▶ Record set:
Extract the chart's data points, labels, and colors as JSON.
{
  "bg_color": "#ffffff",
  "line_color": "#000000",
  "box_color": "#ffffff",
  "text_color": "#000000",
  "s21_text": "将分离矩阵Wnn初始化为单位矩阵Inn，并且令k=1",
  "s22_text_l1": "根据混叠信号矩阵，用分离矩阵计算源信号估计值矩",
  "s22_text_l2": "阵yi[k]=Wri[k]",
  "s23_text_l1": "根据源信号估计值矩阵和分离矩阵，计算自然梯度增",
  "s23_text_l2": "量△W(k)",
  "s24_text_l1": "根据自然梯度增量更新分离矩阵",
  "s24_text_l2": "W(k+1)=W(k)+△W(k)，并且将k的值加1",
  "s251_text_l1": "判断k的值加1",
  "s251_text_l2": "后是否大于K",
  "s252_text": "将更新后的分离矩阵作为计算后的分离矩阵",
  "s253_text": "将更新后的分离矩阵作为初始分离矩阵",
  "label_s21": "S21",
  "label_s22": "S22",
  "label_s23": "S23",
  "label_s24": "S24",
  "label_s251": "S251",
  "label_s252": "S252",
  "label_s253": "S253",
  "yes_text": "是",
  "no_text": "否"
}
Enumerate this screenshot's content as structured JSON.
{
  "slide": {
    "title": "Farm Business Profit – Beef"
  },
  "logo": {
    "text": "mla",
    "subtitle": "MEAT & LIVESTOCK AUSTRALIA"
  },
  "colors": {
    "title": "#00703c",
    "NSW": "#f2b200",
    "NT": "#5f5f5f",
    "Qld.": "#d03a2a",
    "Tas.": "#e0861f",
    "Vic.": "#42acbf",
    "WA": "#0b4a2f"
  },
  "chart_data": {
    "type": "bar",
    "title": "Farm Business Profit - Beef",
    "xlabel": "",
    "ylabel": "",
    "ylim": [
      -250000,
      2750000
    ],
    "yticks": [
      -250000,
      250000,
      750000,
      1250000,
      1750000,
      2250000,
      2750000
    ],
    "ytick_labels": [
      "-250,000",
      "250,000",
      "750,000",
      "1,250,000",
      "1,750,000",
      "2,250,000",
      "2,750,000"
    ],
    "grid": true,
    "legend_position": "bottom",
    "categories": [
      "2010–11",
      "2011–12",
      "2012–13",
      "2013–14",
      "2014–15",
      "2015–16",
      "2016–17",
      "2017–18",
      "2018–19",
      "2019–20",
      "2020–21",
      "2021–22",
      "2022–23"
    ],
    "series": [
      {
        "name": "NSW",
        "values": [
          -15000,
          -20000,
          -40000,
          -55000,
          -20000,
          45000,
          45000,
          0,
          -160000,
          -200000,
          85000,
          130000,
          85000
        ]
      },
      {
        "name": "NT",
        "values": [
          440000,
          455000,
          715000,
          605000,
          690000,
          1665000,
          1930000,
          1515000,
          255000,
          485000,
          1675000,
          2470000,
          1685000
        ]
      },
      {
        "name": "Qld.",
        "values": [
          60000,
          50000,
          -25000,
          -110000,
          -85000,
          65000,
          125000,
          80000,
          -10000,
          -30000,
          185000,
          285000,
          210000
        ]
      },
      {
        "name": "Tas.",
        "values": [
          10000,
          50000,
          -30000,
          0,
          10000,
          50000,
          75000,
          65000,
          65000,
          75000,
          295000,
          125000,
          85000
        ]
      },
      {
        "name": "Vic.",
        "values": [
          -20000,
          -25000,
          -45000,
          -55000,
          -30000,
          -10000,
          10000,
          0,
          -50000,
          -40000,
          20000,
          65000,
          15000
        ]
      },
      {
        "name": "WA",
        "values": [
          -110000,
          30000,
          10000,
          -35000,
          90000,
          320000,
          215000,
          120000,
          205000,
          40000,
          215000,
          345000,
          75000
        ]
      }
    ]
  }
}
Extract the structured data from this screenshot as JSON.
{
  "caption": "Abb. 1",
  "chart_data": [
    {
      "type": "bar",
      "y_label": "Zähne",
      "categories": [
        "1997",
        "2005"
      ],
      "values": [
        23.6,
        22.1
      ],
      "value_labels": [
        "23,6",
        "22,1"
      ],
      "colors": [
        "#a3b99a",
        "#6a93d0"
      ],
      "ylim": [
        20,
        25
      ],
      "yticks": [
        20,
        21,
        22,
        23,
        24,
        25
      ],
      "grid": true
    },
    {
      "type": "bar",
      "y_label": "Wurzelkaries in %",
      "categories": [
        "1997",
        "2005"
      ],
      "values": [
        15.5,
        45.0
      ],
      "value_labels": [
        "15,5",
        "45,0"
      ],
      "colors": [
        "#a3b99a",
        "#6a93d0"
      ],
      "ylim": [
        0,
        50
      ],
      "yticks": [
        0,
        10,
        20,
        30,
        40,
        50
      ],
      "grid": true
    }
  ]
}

▶ Task description:
Your task is to repeat the data exactly, with nothing left out.

▶ Task result:
Extract the chart's data points, labels, and colors as JSON.
{
  "bg_color": "#ffffff",
  "line_color": "#000000",
  "box_color": "#ffffff",
  "text_color": "#000000",
  "s21_text": "将分离矩阵Wnn初始化为单位矩阵Inn，并且令k=1",
  "s22_text_l1": "根据混叠信号矩阵，用分离矩阵计算源信号估计值矩",
  "s22_text_l2": "阵yi[k]=Wri[k]",
  "s23_text_l1": "根据源信号估计值矩阵和分离矩阵，计算自然梯度增",
  "s23_text_l2": "量△W(k)",
  "s24_text_l1": "根据自然梯度增量更新分离矩阵",
  "s24_text_l2": "W(k+1)=W(k)+△W(k)，并且将k的值加1",
  "s251_text_l1": "判断k的值加1",
  "s251_text_l2": "后是否大于K",
  "s252_text": "将更新后的分离矩阵作为计算后的分离矩阵",
  "s253_text": "将更新后的分离矩阵作为初始分离矩阵",
  "label_s21": "S21",
  "label_s22": "S22",
  "label_s23": "S23",
  "label_s24": "S24",
  "label_s251": "S251",
  "label_s252": "S252",
  "label_s253": "S253",
  "yes_text": "是",
  "no_text": "否"
}
Enumerate this screenshot's content as structured JSON.
{
  "slide": {
    "title": "Farm Business Profit – Beef"
  },
  "logo": {
    "text": "mla",
    "subtitle": "MEAT & LIVESTOCK AUSTRALIA"
  },
  "colors": {
    "title": "#00703c",
    "NSW": "#f2b200",
    "NT": "#5f5f5f",
    "Qld.": "#d03a2a",
    "Tas.": "#e0861f",
    "Vic.": "#42acbf",
    "WA": "#0b4a2f"
  },
  "chart_data": {
    "type": "bar",
    "title": "Farm Business Profit - Beef",
    "xlabel": "",
    "ylabel": "",
    "ylim": [
      -250000,
      2750000
    ],
    "yticks": [
      -250000,
      250000,
      750000,
      1250000,
      1750000,
      2250000,
      2750000
    ],
    "ytick_labels": [
      "-250,000",
      "250,000",
      "750,000",
      "1,250,000",
      "1,750,000",
      "2,250,000",
      "2,750,000"
    ],
    "grid": true,
    "legend_position": "bottom",
    "categories": [
      "2010–11",
      "2011–12",
      "2012–13",
      "2013–14",
      "2014–15",
      "2015–16",
      "2016–17",
      "2017–18",
      "2018–19",
      "2019–20",
      "2020–21",
      "2021–22",
      "2022–23"
    ],
    "series": [
      {
        "name": "NSW",
        "values": [
          -15000,
          -20000,
          -40000,
          -55000,
          -20000,
          45000,
          45000,
          0,
          -160000,
          -200000,
          85000,
          130000,
          85000
        ]
      },
      {
        "name": "NT",
        "values": [
          440000,
          455000,
          715000,
          605000,
          690000,
          1665000,
          1930000,
          1515000,
          255000,
          485000,
          1675000,
          2470000,
          1685000
        ]
      },
      {
        "name": "Qld.",
        "values": [
          60000,
          50000,
          -25000,
          -110000,
          -85000,
          65000,
          125000,
          80000,
          -10000,
          -30000,
          185000,
          285000,
          210000
        ]
      },
      {
        "name": "Tas.",
        "values": [
          10000,
          50000,
          -30000,
          0,
          10000,
          50000,
          75000,
          65000,
          65000,
          75000,
          295000,
          125000,
          85000
        ]
      },
      {
        "name": "Vic.",
        "values": [
          -20000,
          -25000,
          -45000,
          -55000,
          -30000,
          -10000,
          10000,
          0,
          -50000,
          -40000,
          20000,
          65000,
          15000
        ]
      },
      {
        "name": "WA",
        "values": [
          -110000,
          30000,
          10000,
          -35000,
          90000,
          320000,
          215000,
          120000,
          205000,
          40000,
          215000,
          345000,
          75000
        ]
      }
    ]
  }
}
Extract the structured data from this screenshot as JSON.
{
  "caption": "Abb. 1",
  "chart_data": [
    {
      "type": "bar",
      "y_label": "Zähne",
      "categories": [
        "1997",
        "2005"
      ],
      "values": [
        23.6,
        22.1
      ],
      "value_labels": [
        "23,6",
        "22,1"
      ],
      "colors": [
        "#a3b99a",
        "#6a93d0"
      ],
      "ylim": [
        20,
        25
      ],
      "yticks": [
        20,
        21,
        22,
        23,
        24,
        25
      ],
      "grid": true
    },
    {
      "type": "bar",
      "y_label": "Wurzelkaries in %",
      "categories": [
        "1997",
        "2005"
      ],
      "values": [
        15.5,
        45.0
      ],
      "value_labels": [
        "15,5",
        "45,0"
      ],
      "colors": [
        "#a3b99a",
        "#6a93d0"
      ],
      "ylim": [
        0,
        50
      ],
      "yticks": [
        0,
        10,
        20,
        30,
        40,
        50
      ],
      "grid": true
    }
  ]
}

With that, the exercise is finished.